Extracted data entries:

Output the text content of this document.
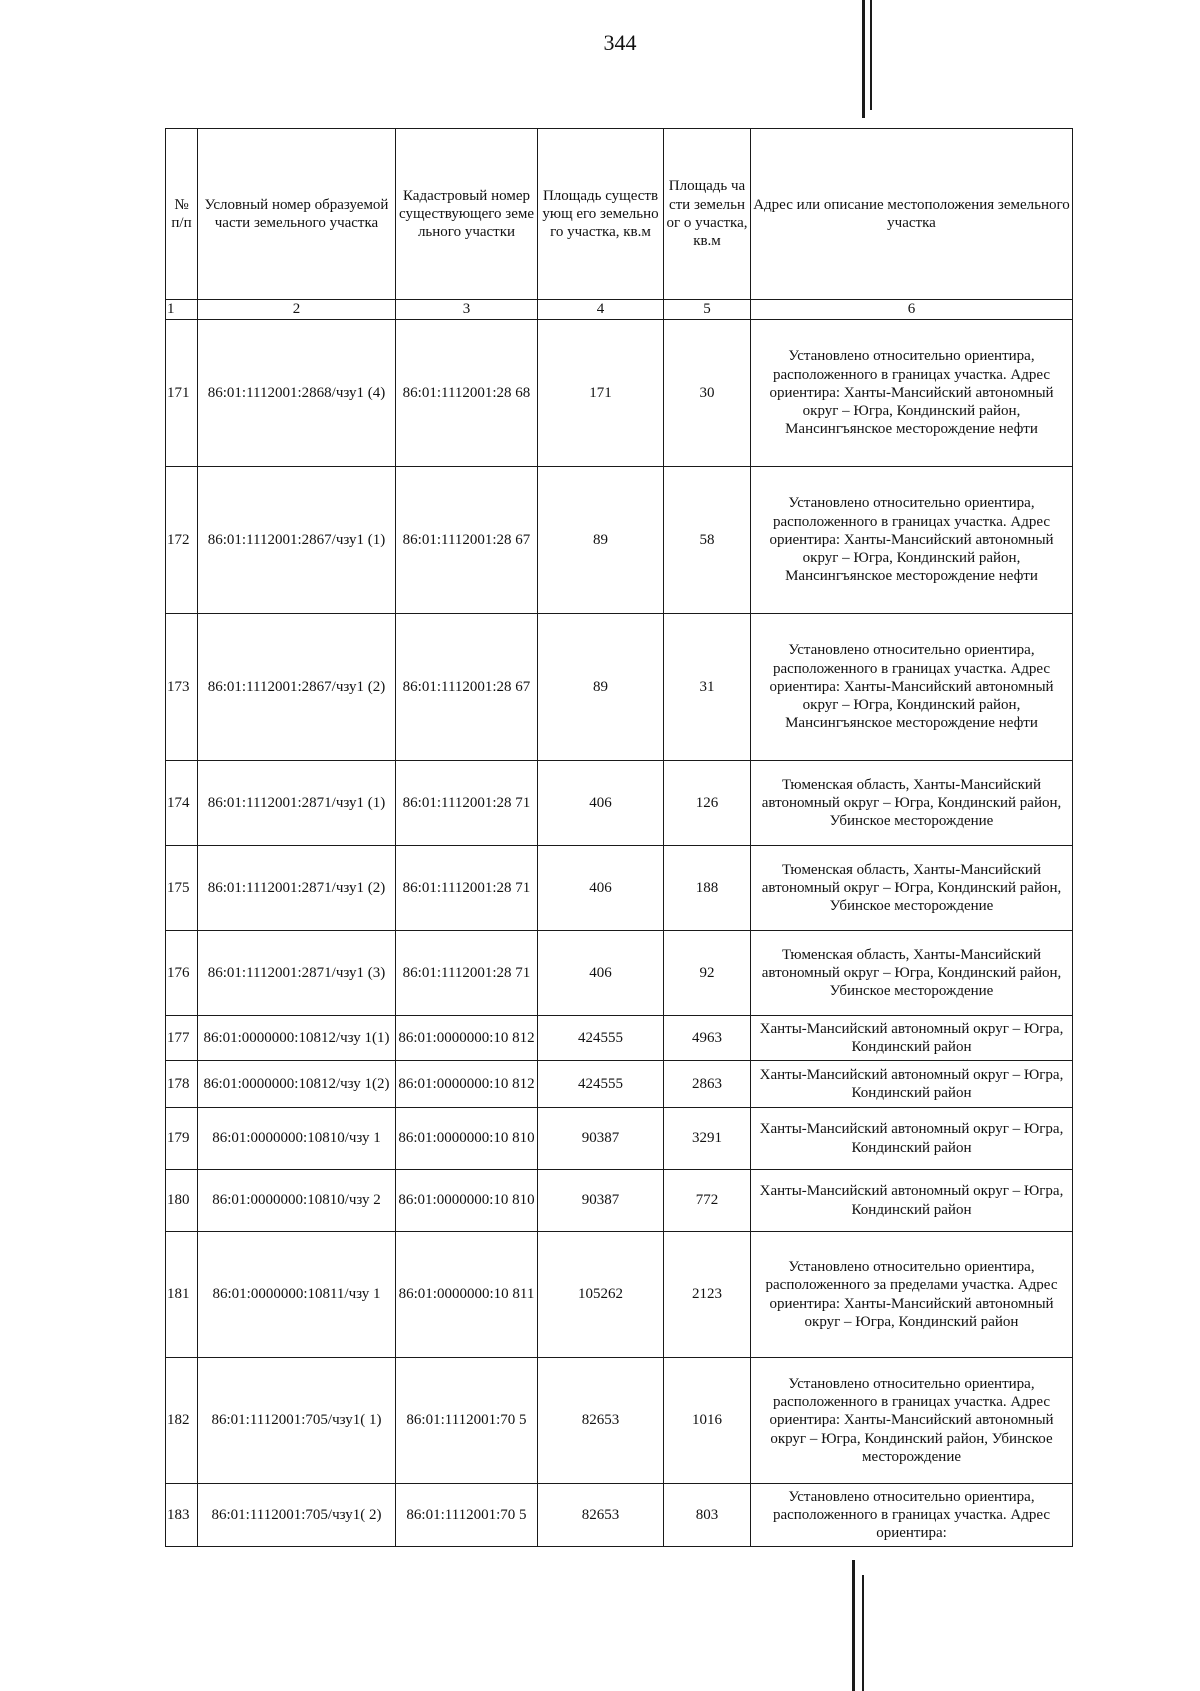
344
№ п/п	Условный номер образуемой части земельного участка	Кадастровый номер существующего земельного участки	Площадь существующ его земельного участка, кв.м	Площадь части земельног о участка, кв.м	Адрес или описание местоположения земельного участка
1	2	3	4	5	6
171	86:01:1112001:2868/чзу1 (4)	86:01:1112001:28 68	171	30	Установлено относительно ориентира, расположенного в границах участка. Адрес ориентира: Ханты-Мансийский автономный округ – Югра, Кондинский район, Мансингъянское месторождение нефти
172	86:01:1112001:2867/чзу1 (1)	86:01:1112001:28 67	89	58	Установлено относительно ориентира, расположенного в границах участка. Адрес ориентира: Ханты-Мансийский автономный округ – Югра, Кондинский район, Мансингъянское месторождение нефти
173	86:01:1112001:2867/чзу1 (2)	86:01:1112001:28 67	89	31	Установлено относительно ориентира, расположенного в границах участка. Адрес ориентира: Ханты-Мансийский автономный округ – Югра, Кондинский район, Мансингъянское месторождение нефти
174	86:01:1112001:2871/чзу1 (1)	86:01:1112001:28 71	406	126	Тюменская область, Ханты-Мансийский автономный округ – Югра, Кондинский район, Убинское месторождение
175	86:01:1112001:2871/чзу1 (2)	86:01:1112001:28 71	406	188	Тюменская область, Ханты-Мансийский автономный округ – Югра, Кондинский район, Убинское месторождение
176	86:01:1112001:2871/чзу1 (3)	86:01:1112001:28 71	406	92	Тюменская область, Ханты-Мансийский автономный округ – Югра, Кондинский район, Убинское месторождение
177	86:01:0000000:10812/чзу 1(1)	86:01:0000000:10 812	424555	4963	Ханты-Мансийский автономный округ – Югра, Кондинский район
178	86:01:0000000:10812/чзу 1(2)	86:01:0000000:10 812	424555	2863	Ханты-Мансийский автономный округ – Югра, Кондинский район
179	86:01:0000000:10810/чзу 1	86:01:0000000:10 810	90387	3291	Ханты-Мансийский автономный округ – Югра, Кондинский район
180	86:01:0000000:10810/чзу 2	86:01:0000000:10 810	90387	772	Ханты-Мансийский автономный округ – Югра, Кондинский район
181	86:01:0000000:10811/чзу 1	86:01:0000000:10 811	105262	2123	Установлено относительно ориентира, расположенного за пределами участка. Адрес ориентира: Ханты-Мансийский автономный округ – Югра, Кондинский район
182	86:01:1112001:705/чзу1( 1)	86:01:1112001:70 5	82653	1016	Установлено относительно ориентира, расположенного в границах участка. Адрес ориентира: Ханты-Мансийский автономный округ – Югра, Кондинский район, Убинское месторождение
183	86:01:1112001:705/чзу1( 2)	86:01:1112001:70 5	82653	803	Установлено относительно ориентира, расположенного в границах участка. Адрес ориентира:
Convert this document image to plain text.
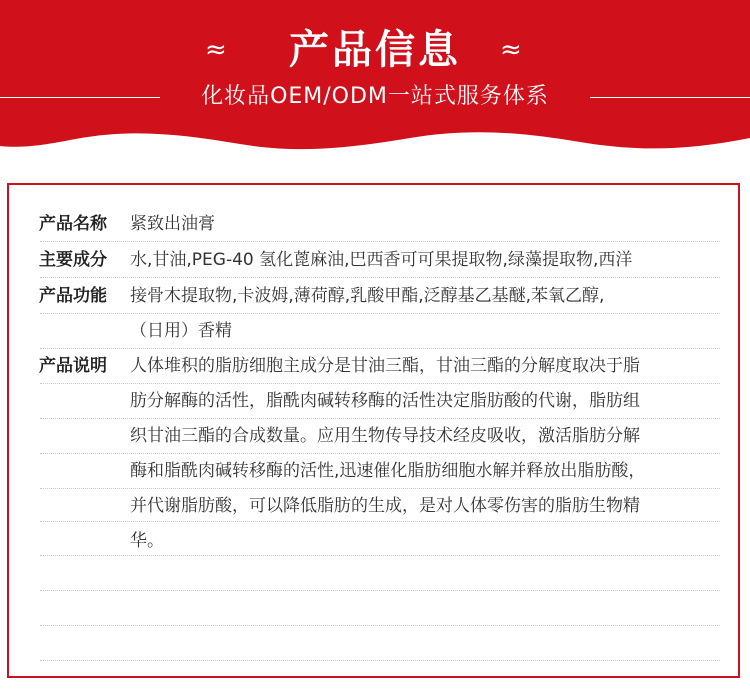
≈	产品信息	≈
化妆品OEM/ODM一站式服务体系
产品名称 紧致出油膏
主要成分 水,甘油,PEG-40 氢化蓖麻油,巴西香可可果提取物,绿藻提取物,西洋
产品功能 接骨木提取物,卡波姆,薄荷醇,乳酸甲酯,泛醇基乙基醚,苯氧乙醇,
（日用）香精
产品说明 人体堆积的脂肪细胞主成分是甘油三酯，甘油三酯的分解度取决于脂
肪分解酶的活性，脂酰肉碱转移酶的活性决定脂肪酸的代谢，脂肪组
织甘油三酯的合成数量。应用生物传导技术经皮吸收，激活脂肪分解
酶和脂酰肉碱转移酶的活性,迅速催化脂肪细胞水解并释放出脂肪酸，
并代谢脂肪酸，可以降低脂肪的生成，是对人体零伤害的脂肪生物精
华。
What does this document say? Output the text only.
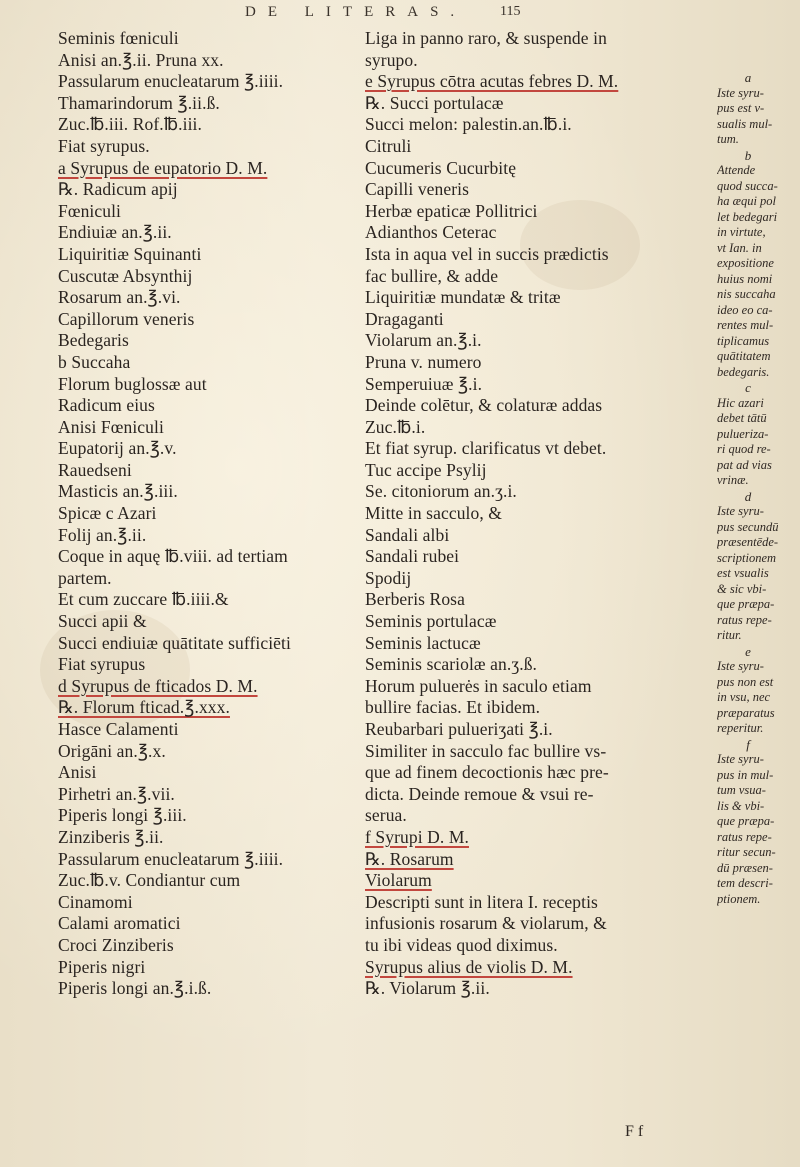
DE LITERAS. 115
Seminis fœniculi
Anisi an.℥.ii. Pruna xx.
Passularum enucleatarum ℥.iiii.
Thamarindorum ℥.ii.ß.
Zuc.℔.iii. Rof.℔.iii.
Fiat syrupus.
a Syrupus de eupatorio D. M.
℞. Radicum apij
Fœniculi
Endiuiæ an.℥.ii.
Liquiritiæ Squinanti
Cuscutæ Absynthij
Rosarum an.℥.vi.
Capillorum veneris
Bedegaris
b Succaha
Florum buglossæ aut
Radicum eius
Anisi Fœniculi
Eupatorij an.℥.v.
Rauedseni
Masticis an.℥.iii.
Spicæ c Azari
Folij an.℥.ii.
Coque in aquę ℔.viii. ad tertiam
partem.
Et cum zuccare ℔.iiii.&
Succi apii &
Succi endiuiæ quātitate sufficiēti
Fiat syrupus
d Syrupus de fticados D. M.
℞. Florum fticad.℥.xxx.
Hasce Calamenti
Origāni an.℥.x.
Anisi
Pirhetri an.℥.vii.
Piperis longi ℥.iii.
Zinziberis ℥.ii.
Passularum enucleatarum ℥.iiii.
Zuc.℔.v. Condiantur cum
Cinamomi
Calami aromatici
Croci Zinziberis
Piperis nigri
Piperis longi an.℥.i.ß.
Liga in panno raro, & suspende in
syrupo.
e Syrupus cōtra acutas febres D. M.
℞. Succi portulacæ
Succi melon: palestin.an.℔.i.
Citruli
Cucumeris Cucurbitę
Capilli veneris
Herbæ epaticæ Pollitrici
Adianthos Ceterac
Ista in aqua vel in succis prædictis
fac bullire, & adde
Liquiritiæ mundatæ & tritæ
Dragaganti
Violarum an.℥.i.
Pruna v. numero
Semperuiuæ ℥.i.
Deinde colētur, & colaturæ addas
Zuc.℔.i.
Et fiat syrup. clarificatus vt debet.
Tuc accipe Psylij
Se. citoniorum an.ʒ.i.
Mitte in sacculo, &
Sandali albi
Sandali rubei
Spodij
Berberis Rosa
Seminis portulacæ
Seminis lactucæ
Seminis scariolæ an.ʒ.ß.
Horum puluerės in saculo etiam
bullire facias. Et ibidem.
Reubarbari pulueriʒati ℥.i.
Similiter in sacculo fac bullire vs-
que ad finem decoctionis hæc pre-
dicta. Deinde remoue & vsui re-
serua.
f Syrupi D. M.
℞. Rosarum
Violarum
Descripti sunt in litera I. receptis
infusionis rosarum & violarum, &
tu ibi videas quod diximus.
Syrupus alius de violis D. M.
℞. Violarum ℥.ii.
a
Iste syru-
pus est v-
sualis mul-
tum.
b
Attende
quod succa-
ha æqui pol
let bedegari
in virtute,
vt Ian. in
expositione
huius nomi
nis succaha
ideo eo ca-
rentes mul-
tiplicamus
quātitatem
bedegaris.
c
Hic azari
debet tātū
pulueriza-
ri quod re-
pat ad vias
vrinæ.
d
Iste syru-
pus secundū
præsentēde-
scriptionem
est vsualis
& sic vbi-
que præpa-
ratus repe-
ritur.
e
Iste syru-
pus non est
in vsu, nec
præparatus
reperitur.
f
Iste syru-
pus in mul-
tum vsua-
lis & vbi-
que præpa-
ratus repe-
ritur secun-
dū præsen-
tem descri-
ptionem.
F f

* **Written exercise**:
Extract every line that has the string "Deinde" in it.

* **Task output**:
Deinde colētur, & colaturæ addas
dicta. Deinde remoue & vsui re-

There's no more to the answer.